[start of Data to use]

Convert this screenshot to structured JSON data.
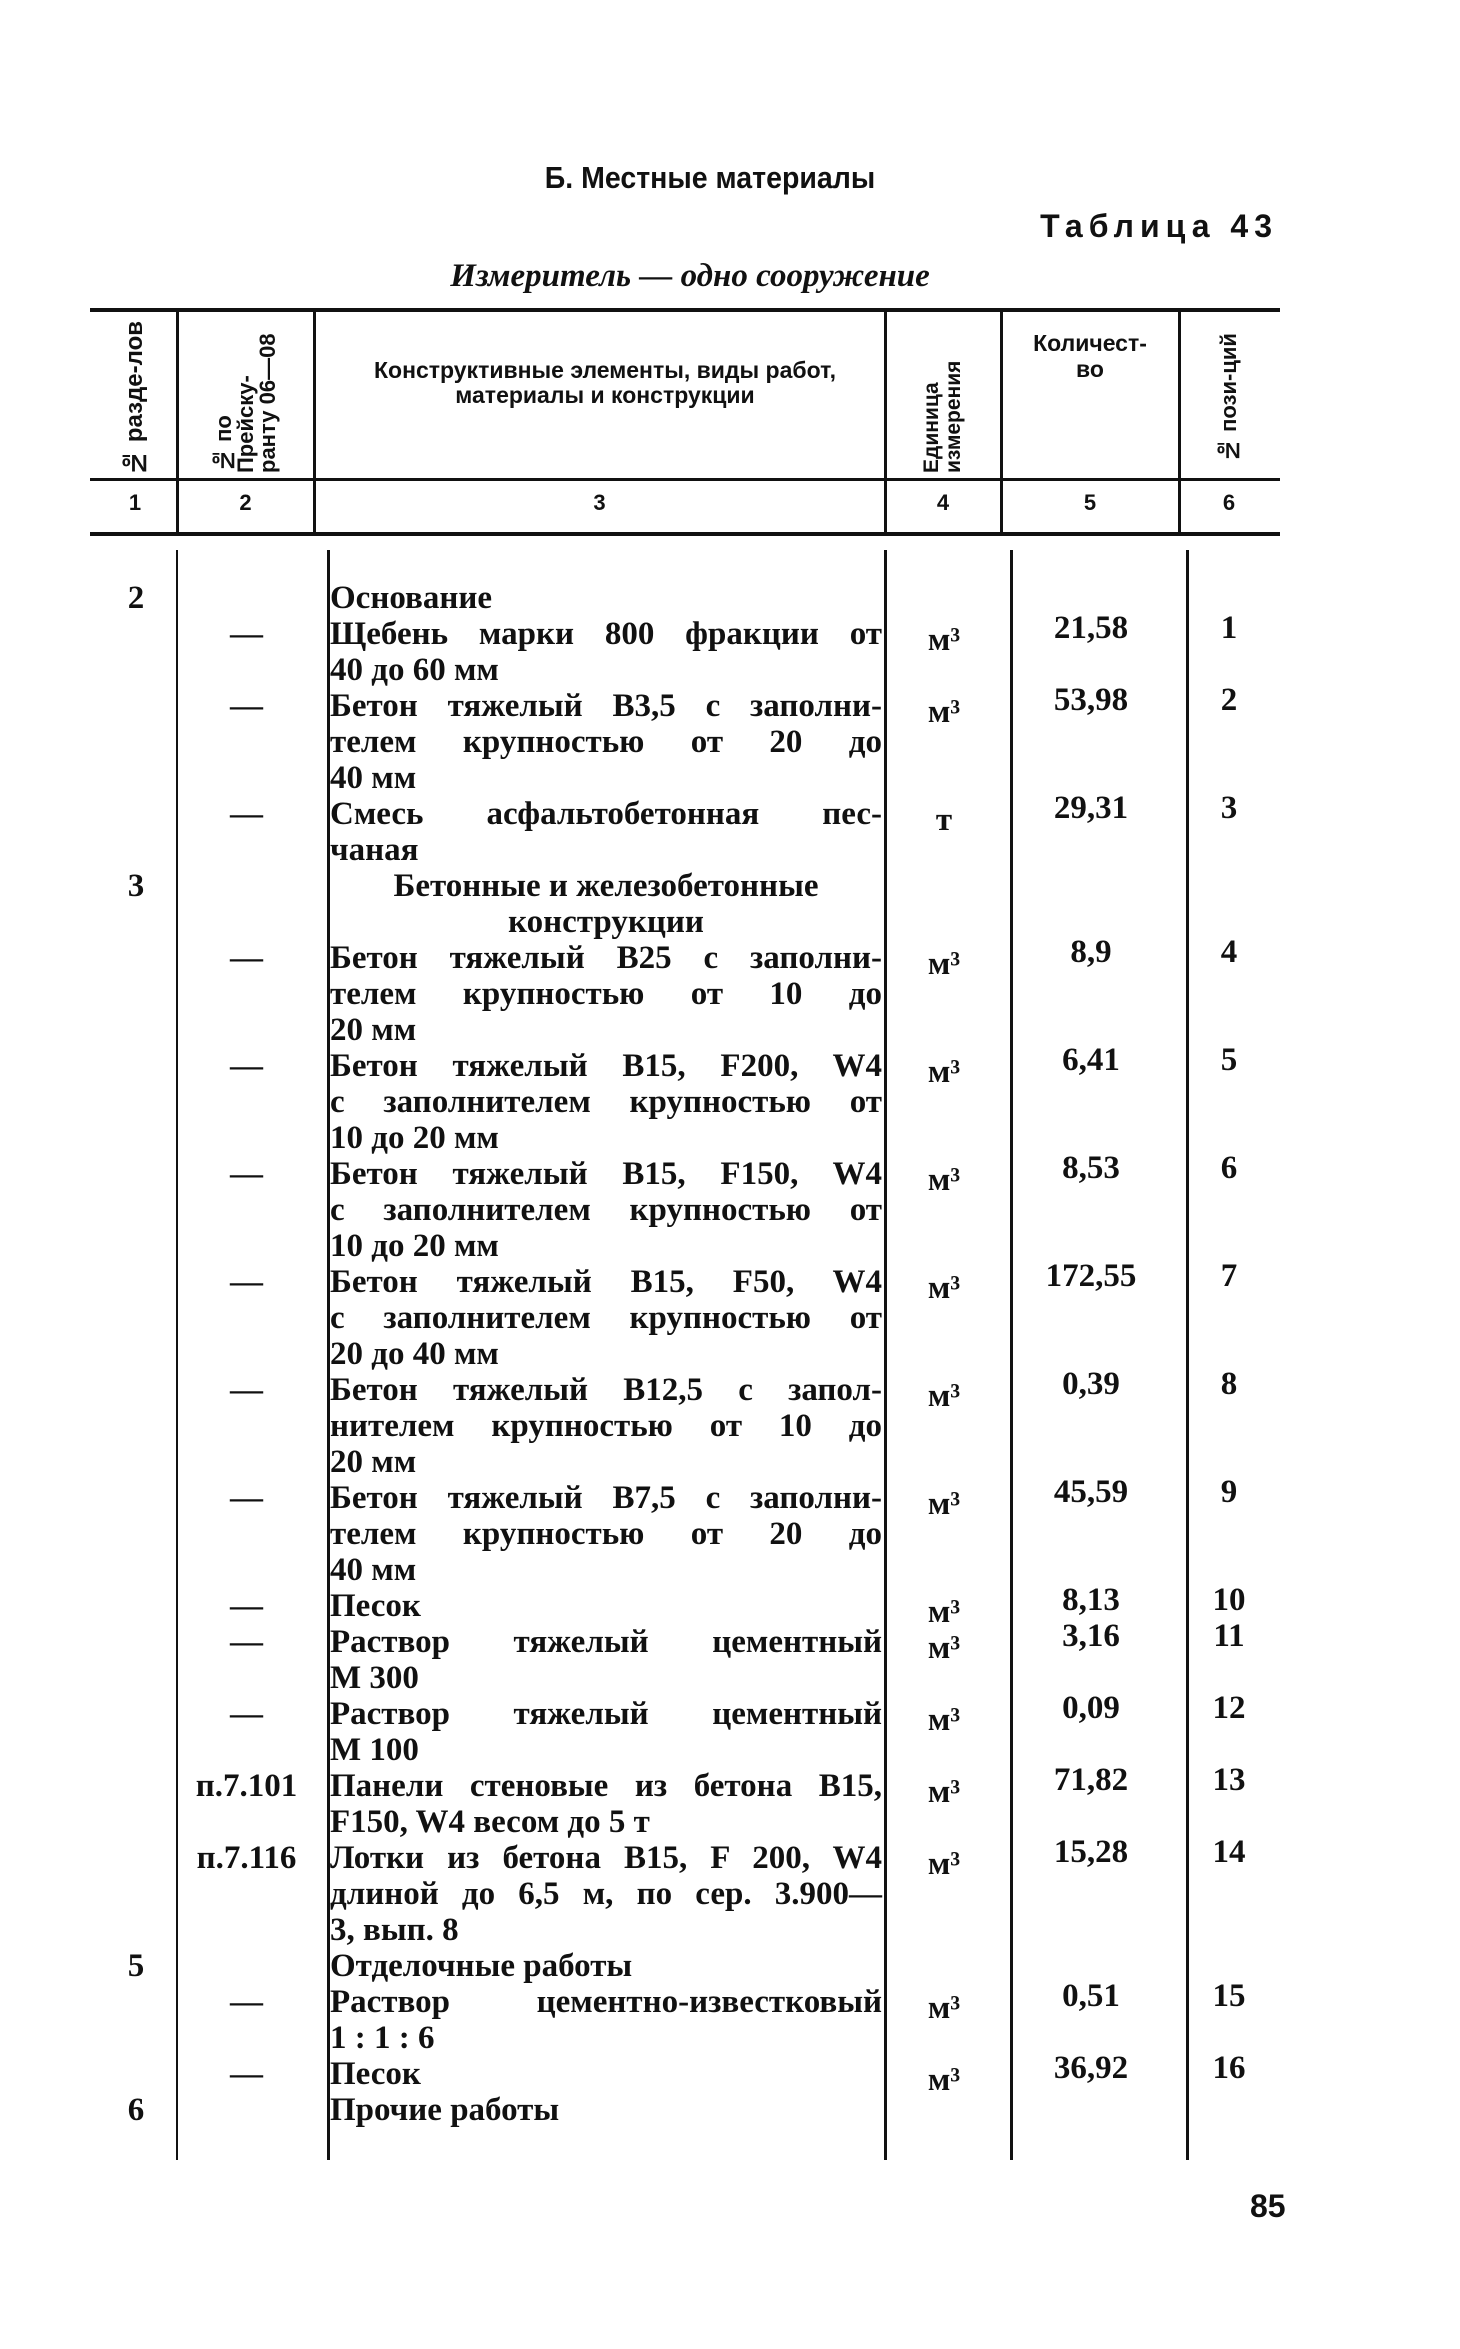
{
  "section_title": "Б. Местные материалы",
  "table_label": "Таблица 43",
  "measure": "Измеритель — одно сооружение",
  "headers": [
    "№ разде-лов",
    "№ по Прейску-ранту 06—08",
    "Конструктивные элементы, виды работ, материалы и конструкции",
    "Единица измерения",
    "Количест-во",
    "№ пози-ций"
  ],
  "column_numbers": [
    "1",
    "2",
    "3",
    "4",
    "5",
    "6"
  ],
  "rows": [
    {
      "section": "2",
      "ref": "",
      "lines": [
        "Основание"
      ],
      "unit": "",
      "qty": "",
      "pos": "",
      "heading": true
    },
    {
      "section": "",
      "ref": "—",
      "lines": [
        "Щебень марки 800 фракции от",
        "40 до 60 мм"
      ],
      "unit": "м³",
      "qty": "21,58",
      "pos": "1"
    },
    {
      "section": "",
      "ref": "—",
      "lines": [
        "Бетон тяжелый В3,5 с заполни-",
        "телем крупностью от 20 до",
        "40 мм"
      ],
      "unit": "м³",
      "qty": "53,98",
      "pos": "2"
    },
    {
      "section": "",
      "ref": "—",
      "lines": [
        "Смесь асфальтобетонная пес-",
        "чаная"
      ],
      "unit": "т",
      "qty": "29,31",
      "pos": "3"
    },
    {
      "section": "3",
      "ref": "",
      "lines": [
        "Бетонные и железобетонные",
        "конструкции"
      ],
      "unit": "",
      "qty": "",
      "pos": "",
      "heading": true,
      "center": true
    },
    {
      "section": "",
      "ref": "—",
      "lines": [
        "Бетон тяжелый В25 с заполни-",
        "телем крупностью от 10 до",
        "20 мм"
      ],
      "unit": "м³",
      "qty": "8,9",
      "pos": "4"
    },
    {
      "section": "",
      "ref": "—",
      "lines": [
        "Бетон тяжелый В15, F200, W4",
        "с заполнителем крупностью от",
        "10 до 20 мм"
      ],
      "unit": "м³",
      "qty": "6,41",
      "pos": "5"
    },
    {
      "section": "",
      "ref": "—",
      "lines": [
        "Бетон тяжелый В15, F150, W4",
        "с заполнителем крупностью от",
        "10 до 20 мм"
      ],
      "unit": "м³",
      "qty": "8,53",
      "pos": "6"
    },
    {
      "section": "",
      "ref": "—",
      "lines": [
        "Бетон тяжелый В15, F50, W4",
        "с заполнителем крупностью от",
        "20 до 40 мм"
      ],
      "unit": "м³",
      "qty": "172,55",
      "pos": "7"
    },
    {
      "section": "",
      "ref": "—",
      "lines": [
        "Бетон тяжелый В12,5 с запол-",
        "нителем крупностью от 10 до",
        "20 мм"
      ],
      "unit": "м³",
      "qty": "0,39",
      "pos": "8"
    },
    {
      "section": "",
      "ref": "—",
      "lines": [
        "Бетон тяжелый В7,5 с заполни-",
        "телем крупностью от 20 до",
        "40 мм"
      ],
      "unit": "м³",
      "qty": "45,59",
      "pos": "9"
    },
    {
      "section": "",
      "ref": "—",
      "lines": [
        "Песок"
      ],
      "unit": "м³",
      "qty": "8,13",
      "pos": "10"
    },
    {
      "section": "",
      "ref": "—",
      "lines": [
        "Раствор тяжелый цементный",
        "М 300"
      ],
      "unit": "м³",
      "qty": "3,16",
      "pos": "11"
    },
    {
      "section": "",
      "ref": "—",
      "lines": [
        "Раствор тяжелый цементный",
        "М 100"
      ],
      "unit": "м³",
      "qty": "0,09",
      "pos": "12"
    },
    {
      "section": "",
      "ref": "п.7.101",
      "lines": [
        "Панели стеновые из бетона В15,",
        "F150, W4 весом до 5 т"
      ],
      "unit": "м³",
      "qty": "71,82",
      "pos": "13"
    },
    {
      "section": "",
      "ref": "п.7.116",
      "lines": [
        "Лотки из бетона В15, F 200, W4",
        "длиной до 6,5 м, по сер. 3.900—",
        "3, вып. 8"
      ],
      "unit": "м³",
      "qty": "15,28",
      "pos": "14"
    },
    {
      "section": "5",
      "ref": "",
      "lines": [
        "Отделочные работы"
      ],
      "unit": "",
      "qty": "",
      "pos": "",
      "heading": true
    },
    {
      "section": "",
      "ref": "—",
      "lines": [
        "Раствор цементно-известковый",
        "1 : 1 : 6"
      ],
      "unit": "м³",
      "qty": "0,51",
      "pos": "15"
    },
    {
      "section": "",
      "ref": "—",
      "lines": [
        "Песок"
      ],
      "unit": "м³",
      "qty": "36,92",
      "pos": "16"
    },
    {
      "section": "6",
      "ref": "",
      "lines": [
        "Прочие работы"
      ],
      "unit": "",
      "qty": "",
      "pos": "",
      "heading": true
    }
  ],
  "page_number": "85"
}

[end of Data to use]

Required work | Transcribe the entries above verbatim, omitting their pictures.

Solution to the exercise |
Convert this screenshot to structured JSON data.
{
  "section_title": "Б. Местные материалы",
  "table_label": "Таблица 43",
  "measure": "Измеритель — одно сооружение",
  "headers": [
    "№ разде-лов",
    "№ по Прейску-ранту 06—08",
    "Конструктивные элементы, виды работ, материалы и конструкции",
    "Единица измерения",
    "Количест-во",
    "№ пози-ций"
  ],
  "column_numbers": [
    "1",
    "2",
    "3",
    "4",
    "5",
    "6"
  ],
  "rows": [
    {
      "section": "2",
      "ref": "",
      "lines": [
        "Основание"
      ],
      "unit": "",
      "qty": "",
      "pos": "",
      "heading": true
    },
    {
      "section": "",
      "ref": "—",
      "lines": [
        "Щебень марки 800 фракции от",
        "40 до 60 мм"
      ],
      "unit": "м³",
      "qty": "21,58",
      "pos": "1"
    },
    {
      "section": "",
      "ref": "—",
      "lines": [
        "Бетон тяжелый В3,5 с заполни-",
        "телем крупностью от 20 до",
        "40 мм"
      ],
      "unit": "м³",
      "qty": "53,98",
      "pos": "2"
    },
    {
      "section": "",
      "ref": "—",
      "lines": [
        "Смесь асфальтобетонная пес-",
        "чаная"
      ],
      "unit": "т",
      "qty": "29,31",
      "pos": "3"
    },
    {
      "section": "3",
      "ref": "",
      "lines": [
        "Бетонные и железобетонные",
        "конструкции"
      ],
      "unit": "",
      "qty": "",
      "pos": "",
      "heading": true,
      "center": true
    },
    {
      "section": "",
      "ref": "—",
      "lines": [
        "Бетон тяжелый В25 с заполни-",
        "телем крупностью от 10 до",
        "20 мм"
      ],
      "unit": "м³",
      "qty": "8,9",
      "pos": "4"
    },
    {
      "section": "",
      "ref": "—",
      "lines": [
        "Бетон тяжелый В15, F200, W4",
        "с заполнителем крупностью от",
        "10 до 20 мм"
      ],
      "unit": "м³",
      "qty": "6,41",
      "pos": "5"
    },
    {
      "section": "",
      "ref": "—",
      "lines": [
        "Бетон тяжелый В15, F150, W4",
        "с заполнителем крупностью от",
        "10 до 20 мм"
      ],
      "unit": "м³",
      "qty": "8,53",
      "pos": "6"
    },
    {
      "section": "",
      "ref": "—",
      "lines": [
        "Бетон тяжелый В15, F50, W4",
        "с заполнителем крупностью от",
        "20 до 40 мм"
      ],
      "unit": "м³",
      "qty": "172,55",
      "pos": "7"
    },
    {
      "section": "",
      "ref": "—",
      "lines": [
        "Бетон тяжелый В12,5 с запол-",
        "нителем крупностью от 10 до",
        "20 мм"
      ],
      "unit": "м³",
      "qty": "0,39",
      "pos": "8"
    },
    {
      "section": "",
      "ref": "—",
      "lines": [
        "Бетон тяжелый В7,5 с заполни-",
        "телем крупностью от 20 до",
        "40 мм"
      ],
      "unit": "м³",
      "qty": "45,59",
      "pos": "9"
    },
    {
      "section": "",
      "ref": "—",
      "lines": [
        "Песок"
      ],
      "unit": "м³",
      "qty": "8,13",
      "pos": "10"
    },
    {
      "section": "",
      "ref": "—",
      "lines": [
        "Раствор тяжелый цементный",
        "М 300"
      ],
      "unit": "м³",
      "qty": "3,16",
      "pos": "11"
    },
    {
      "section": "",
      "ref": "—",
      "lines": [
        "Раствор тяжелый цементный",
        "М 100"
      ],
      "unit": "м³",
      "qty": "0,09",
      "pos": "12"
    },
    {
      "section": "",
      "ref": "п.7.101",
      "lines": [
        "Панели стеновые из бетона В15,",
        "F150, W4 весом до 5 т"
      ],
      "unit": "м³",
      "qty": "71,82",
      "pos": "13"
    },
    {
      "section": "",
      "ref": "п.7.116",
      "lines": [
        "Лотки из бетона В15, F 200, W4",
        "длиной до 6,5 м, по сер. 3.900—",
        "3, вып. 8"
      ],
      "unit": "м³",
      "qty": "15,28",
      "pos": "14"
    },
    {
      "section": "5",
      "ref": "",
      "lines": [
        "Отделочные работы"
      ],
      "unit": "",
      "qty": "",
      "pos": "",
      "heading": true
    },
    {
      "section": "",
      "ref": "—",
      "lines": [
        "Раствор цементно-известковый",
        "1 : 1 : 6"
      ],
      "unit": "м³",
      "qty": "0,51",
      "pos": "15"
    },
    {
      "section": "",
      "ref": "—",
      "lines": [
        "Песок"
      ],
      "unit": "м³",
      "qty": "36,92",
      "pos": "16"
    },
    {
      "section": "6",
      "ref": "",
      "lines": [
        "Прочие работы"
      ],
      "unit": "",
      "qty": "",
      "pos": "",
      "heading": true
    }
  ],
  "page_number": "85"
}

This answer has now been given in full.